Tuesday, January 30, 2007

How Green is My Valley

Because it's a long time till Spring, and sometimes you need to remember how green the world can get...



This is Borrowdale, a valley about ten miles from where I live. Childhood holidays were spent here, and it is, in my mind and my heart, quite simply the most beautiful, tranquil, loved and living landscape in the world.

Monday, January 29, 2007

Just hold still...

...while I clean behind your ears.

Friday, January 26, 2007

Reasons to be Sqeeful

I received a sneak peak at my evolving website today.

Oh, wow. I wish I could show you.... but I won't till it's all ready, and that could take some time, seeing as I haven't started writing the content yet! Eeeek!

I've also been buying books - I haven't read romance for a few months, been on a Terry Pratchett binge, but I've been collecting recently. I bought Michelle's latest, A Noble Captive the three Brides books from Kate Walker, Anne McAllister and Liz Fieldings's contest (details here) and Julie Cohen's Driving Him Wild. There was a Kate Hardy title there that I badly wanted to buy, too, but it was set in a maternity ward, and, frankly, I'm just not that strong. Weepie romance, yes. Maternity wards, yes. Both, um, no.

Actually, I think I'll go back and get it, because I can always read it... after, one way or another, can't I?

Don't you just love buying friends' books? I do. Makes me feel all warm and sqeeful.

Anyway, I want to have a stack of titles for when I finish with the Discworld oevre, and I fancy being romanced again.

Do you find what you want to read goes in phases?

Thursday, January 25, 2007

Four!

I’m female, so I’m a multi-tasker. This manifests itself in a variety of ways – reading on the loo, writing in the car (via Dictaphone), plotting while praising husband on his annihilation of the Mongols in Medieval Total War II, taking the bean goulash off the stove with the left hand, taking a serving spoon out the drawer with the right hand and closing the vegetable drawer with the right foot at the same time – I’m definitely a multi-tasker.

This is a very, very good thing.

Because currently, without my trying very hard to do it, I seem to have ended up working on four books at once. Proofing Run Among Thorns, finishing Taken, revising a partial of Dangerous Lies and mentally plotting WIP #6. Which I shouldn’t be doing, because Danger: Deep Water hasn’t been plotted yet, and that’s nominally WIP #5.

Sometimes, only a WTF? will do.

Are you a one-at-a-time kind of person, or is it the more the merrier for you?

Monday, January 22, 2007

Durham.

Durham is lovely, you know.



I mean, really lovely.



The weather was kind: a little snow on the drive over and back, a little rain while we ate delicious Italian food in the conservatory next to the 15th century bridge. In the darkness, the black river turned into watered silk as the raindrops struck it. It whispered on the glass overhead, and rustles the stately beeches on the steep riverbanks.

The next morning the sun shone. Brightly, strongly, adamantly, hurting the eyes. We walked along the river, passed by ducks and by University rowers, watched by jays and little bobbing yellow wagtails.

We talked, we rested, we relaxed.

I plotted a book.

Lovely.

One last thing to say, to the couple in room 16. Whilst we appreciated your sense of rhythm, and were frankly in awe of your stamina, if you are going to engage in an intimate activity on a squeaky bed that involves the headboard repeatedly striking the wall, could you have chosen a more appropriate time than 4.30am? We were going to give you a round of applause at the, er, audible climax of your activity, but, on discussion, thought that it might have spoilt your afterglow.

> _Task A_:
In the blog, about how far is Borrowdale from where the writer lives?
> _Task B_:
Edit the blog passage between "Friday, January 26, 2007" and "Both, um, no.", inclusive, so that "P. G. Wodehouse" stands in place of "Terry Pratchett".

> _Supplied records_:

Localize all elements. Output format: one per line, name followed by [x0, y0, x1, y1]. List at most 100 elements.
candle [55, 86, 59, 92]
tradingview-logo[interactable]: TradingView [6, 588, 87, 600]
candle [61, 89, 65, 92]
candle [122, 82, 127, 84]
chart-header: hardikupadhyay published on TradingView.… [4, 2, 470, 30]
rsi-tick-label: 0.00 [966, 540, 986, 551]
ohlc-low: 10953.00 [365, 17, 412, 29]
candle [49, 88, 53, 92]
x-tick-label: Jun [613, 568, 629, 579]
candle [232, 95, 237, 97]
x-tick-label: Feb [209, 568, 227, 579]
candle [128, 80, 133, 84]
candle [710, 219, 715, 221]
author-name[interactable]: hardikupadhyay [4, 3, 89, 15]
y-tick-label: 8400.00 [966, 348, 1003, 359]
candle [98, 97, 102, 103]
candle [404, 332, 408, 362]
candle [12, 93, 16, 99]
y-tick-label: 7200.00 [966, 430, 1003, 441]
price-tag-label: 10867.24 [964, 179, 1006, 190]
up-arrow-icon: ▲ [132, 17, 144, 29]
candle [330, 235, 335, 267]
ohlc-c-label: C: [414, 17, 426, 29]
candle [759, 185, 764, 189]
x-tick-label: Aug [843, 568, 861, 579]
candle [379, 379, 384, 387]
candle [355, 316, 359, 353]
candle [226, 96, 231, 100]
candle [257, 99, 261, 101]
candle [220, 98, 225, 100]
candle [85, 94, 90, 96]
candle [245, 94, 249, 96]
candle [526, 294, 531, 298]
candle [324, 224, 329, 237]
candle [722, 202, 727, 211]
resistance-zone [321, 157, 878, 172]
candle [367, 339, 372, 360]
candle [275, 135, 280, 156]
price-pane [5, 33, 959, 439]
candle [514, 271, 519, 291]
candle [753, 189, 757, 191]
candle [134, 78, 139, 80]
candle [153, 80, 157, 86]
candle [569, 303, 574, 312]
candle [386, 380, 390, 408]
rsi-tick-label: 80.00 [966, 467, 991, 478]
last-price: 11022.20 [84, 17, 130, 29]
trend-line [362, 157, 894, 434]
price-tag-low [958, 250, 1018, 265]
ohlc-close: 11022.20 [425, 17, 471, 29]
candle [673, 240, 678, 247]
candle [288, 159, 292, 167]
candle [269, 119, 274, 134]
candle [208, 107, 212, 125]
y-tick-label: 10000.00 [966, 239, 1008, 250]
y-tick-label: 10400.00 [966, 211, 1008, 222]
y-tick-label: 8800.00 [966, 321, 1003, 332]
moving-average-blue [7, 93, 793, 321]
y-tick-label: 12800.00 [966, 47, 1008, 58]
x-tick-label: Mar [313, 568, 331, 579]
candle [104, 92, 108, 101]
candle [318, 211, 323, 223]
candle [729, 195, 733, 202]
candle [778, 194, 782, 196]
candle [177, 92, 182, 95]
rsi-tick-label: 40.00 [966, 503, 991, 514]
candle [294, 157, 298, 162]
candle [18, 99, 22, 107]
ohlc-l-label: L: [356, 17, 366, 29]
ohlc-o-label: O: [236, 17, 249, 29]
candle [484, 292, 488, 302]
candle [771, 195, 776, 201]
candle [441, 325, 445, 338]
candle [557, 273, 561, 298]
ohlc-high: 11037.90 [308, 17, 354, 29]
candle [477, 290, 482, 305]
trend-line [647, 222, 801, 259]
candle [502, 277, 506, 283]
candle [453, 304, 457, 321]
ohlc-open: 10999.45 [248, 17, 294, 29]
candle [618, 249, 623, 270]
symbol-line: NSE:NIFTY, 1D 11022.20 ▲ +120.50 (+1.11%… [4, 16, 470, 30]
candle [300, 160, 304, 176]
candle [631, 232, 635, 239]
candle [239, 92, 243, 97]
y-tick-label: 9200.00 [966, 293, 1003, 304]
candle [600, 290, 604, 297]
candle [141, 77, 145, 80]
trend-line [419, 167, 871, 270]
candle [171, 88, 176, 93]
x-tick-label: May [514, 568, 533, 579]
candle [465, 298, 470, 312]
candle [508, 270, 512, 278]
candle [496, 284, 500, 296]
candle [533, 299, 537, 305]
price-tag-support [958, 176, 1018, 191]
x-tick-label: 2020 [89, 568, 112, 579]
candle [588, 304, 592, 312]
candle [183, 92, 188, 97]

> _Reply A_:
About ten miles.

> _Reply B_:
Friday, January 26, 2007

Reasons to be Sqeeful

I received a sneak peak at my evolving website today.

Oh, wow. I wish I could show you.... but I won't till it's all ready, and that could take some time, seeing as I haven't started writing the content yet! Eeeek!

I've also been buying books - I haven't read romance for a few months, been on a P. G. Wodehouse binge, but I've been collecting recently. I bought Michelle's latest, A Noble Captive the three Brides books from Kate Walker, Anne McAllister and Liz Fieldings's contest (details here) and Julie Cohen's Driving Him Wild. There was a Kate Hardy title there that I badly wanted to buy, too, but it was set in a maternity ward, and, frankly, I'm just not that strong. Weepie romance, yes. Maternity wards, yes. Both, um, no.